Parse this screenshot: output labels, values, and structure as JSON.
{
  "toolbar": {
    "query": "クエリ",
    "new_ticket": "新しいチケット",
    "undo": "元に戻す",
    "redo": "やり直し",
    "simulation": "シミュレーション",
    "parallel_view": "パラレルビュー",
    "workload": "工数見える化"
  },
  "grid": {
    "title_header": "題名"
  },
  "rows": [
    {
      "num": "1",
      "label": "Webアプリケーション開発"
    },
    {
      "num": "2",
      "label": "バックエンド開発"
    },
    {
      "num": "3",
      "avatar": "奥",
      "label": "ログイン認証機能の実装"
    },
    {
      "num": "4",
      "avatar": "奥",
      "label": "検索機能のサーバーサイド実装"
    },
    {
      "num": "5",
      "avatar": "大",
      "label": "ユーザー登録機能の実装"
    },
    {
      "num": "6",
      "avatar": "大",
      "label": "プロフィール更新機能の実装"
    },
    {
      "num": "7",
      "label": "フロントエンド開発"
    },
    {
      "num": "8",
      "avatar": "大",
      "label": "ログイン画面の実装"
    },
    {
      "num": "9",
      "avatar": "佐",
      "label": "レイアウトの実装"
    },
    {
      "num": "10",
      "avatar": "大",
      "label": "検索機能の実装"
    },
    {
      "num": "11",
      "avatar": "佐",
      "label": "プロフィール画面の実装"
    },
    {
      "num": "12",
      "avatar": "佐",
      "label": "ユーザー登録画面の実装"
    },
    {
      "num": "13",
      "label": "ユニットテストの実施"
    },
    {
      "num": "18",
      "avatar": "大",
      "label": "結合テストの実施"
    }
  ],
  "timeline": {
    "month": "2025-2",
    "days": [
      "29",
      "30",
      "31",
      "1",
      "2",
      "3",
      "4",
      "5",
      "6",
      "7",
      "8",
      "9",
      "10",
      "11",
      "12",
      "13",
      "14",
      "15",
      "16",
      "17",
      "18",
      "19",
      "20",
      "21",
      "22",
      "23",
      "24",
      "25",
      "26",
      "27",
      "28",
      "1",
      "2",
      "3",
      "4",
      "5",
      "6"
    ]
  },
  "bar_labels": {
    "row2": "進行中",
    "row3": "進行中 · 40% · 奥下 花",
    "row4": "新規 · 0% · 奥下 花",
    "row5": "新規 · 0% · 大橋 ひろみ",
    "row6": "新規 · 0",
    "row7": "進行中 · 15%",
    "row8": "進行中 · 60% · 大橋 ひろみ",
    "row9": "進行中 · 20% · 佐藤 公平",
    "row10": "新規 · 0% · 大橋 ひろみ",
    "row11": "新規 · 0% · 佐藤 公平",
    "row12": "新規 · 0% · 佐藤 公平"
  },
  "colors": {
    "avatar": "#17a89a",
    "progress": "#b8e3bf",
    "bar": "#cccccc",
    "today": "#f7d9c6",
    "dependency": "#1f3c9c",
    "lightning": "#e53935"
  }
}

**WHAT IS REQUIRED**
Reproduce all of the data exactly as given.

**EXERCISE OUTPUT**
Parse this screenshot: output labels, values, and structure as JSON.
{
  "toolbar": {
    "query": "クエリ",
    "new_ticket": "新しいチケット",
    "undo": "元に戻す",
    "redo": "やり直し",
    "simulation": "シミュレーション",
    "parallel_view": "パラレルビュー",
    "workload": "工数見える化"
  },
  "grid": {
    "title_header": "題名"
  },
  "rows": [
    {
      "num": "1",
      "label": "Webアプリケーション開発"
    },
    {
      "num": "2",
      "label": "バックエンド開発"
    },
    {
      "num": "3",
      "avatar": "奥",
      "label": "ログイン認証機能の実装"
    },
    {
      "num": "4",
      "avatar": "奥",
      "label": "検索機能のサーバーサイド実装"
    },
    {
      "num": "5",
      "avatar": "大",
      "label": "ユーザー登録機能の実装"
    },
    {
      "num": "6",
      "avatar": "大",
      "label": "プロフィール更新機能の実装"
    },
    {
      "num": "7",
      "label": "フロントエンド開発"
    },
    {
      "num": "8",
      "avatar": "大",
      "label": "ログイン画面の実装"
    },
    {
      "num": "9",
      "avatar": "佐",
      "label": "レイアウトの実装"
    },
    {
      "num": "10",
      "avatar": "大",
      "label": "検索機能の実装"
    },
    {
      "num": "11",
      "avatar": "佐",
      "label": "プロフィール画面の実装"
    },
    {
      "num": "12",
      "avatar": "佐",
      "label": "ユーザー登録画面の実装"
    },
    {
      "num": "13",
      "label": "ユニットテストの実施"
    },
    {
      "num": "18",
      "avatar": "大",
      "label": "結合テストの実施"
    }
  ],
  "timeline": {
    "month": "2025-2",
    "days": [
      "29",
      "30",
      "31",
      "1",
      "2",
      "3",
      "4",
      "5",
      "6",
      "7",
      "8",
      "9",
      "10",
      "11",
      "12",
      "13",
      "14",
      "15",
      "16",
      "17",
      "18",
      "19",
      "20",
      "21",
      "22",
      "23",
      "24",
      "25",
      "26",
      "27",
      "28",
      "1",
      "2",
      "3",
      "4",
      "5",
      "6"
    ]
  },
  "bar_labels": {
    "row2": "進行中",
    "row3": "進行中 · 40% · 奥下 花",
    "row4": "新規 · 0% · 奥下 花",
    "row5": "新規 · 0% · 大橋 ひろみ",
    "row6": "新規 · 0",
    "row7": "進行中 · 15%",
    "row8": "進行中 · 60% · 大橋 ひろみ",
    "row9": "進行中 · 20% · 佐藤 公平",
    "row10": "新規 · 0% · 大橋 ひろみ",
    "row11": "新規 · 0% · 佐藤 公平",
    "row12": "新規 · 0% · 佐藤 公平"
  },
  "colors": {
    "avatar": "#17a89a",
    "progress": "#b8e3bf",
    "bar": "#cccccc",
    "today": "#f7d9c6",
    "dependency": "#1f3c9c",
    "lightning": "#e53935"
  }
}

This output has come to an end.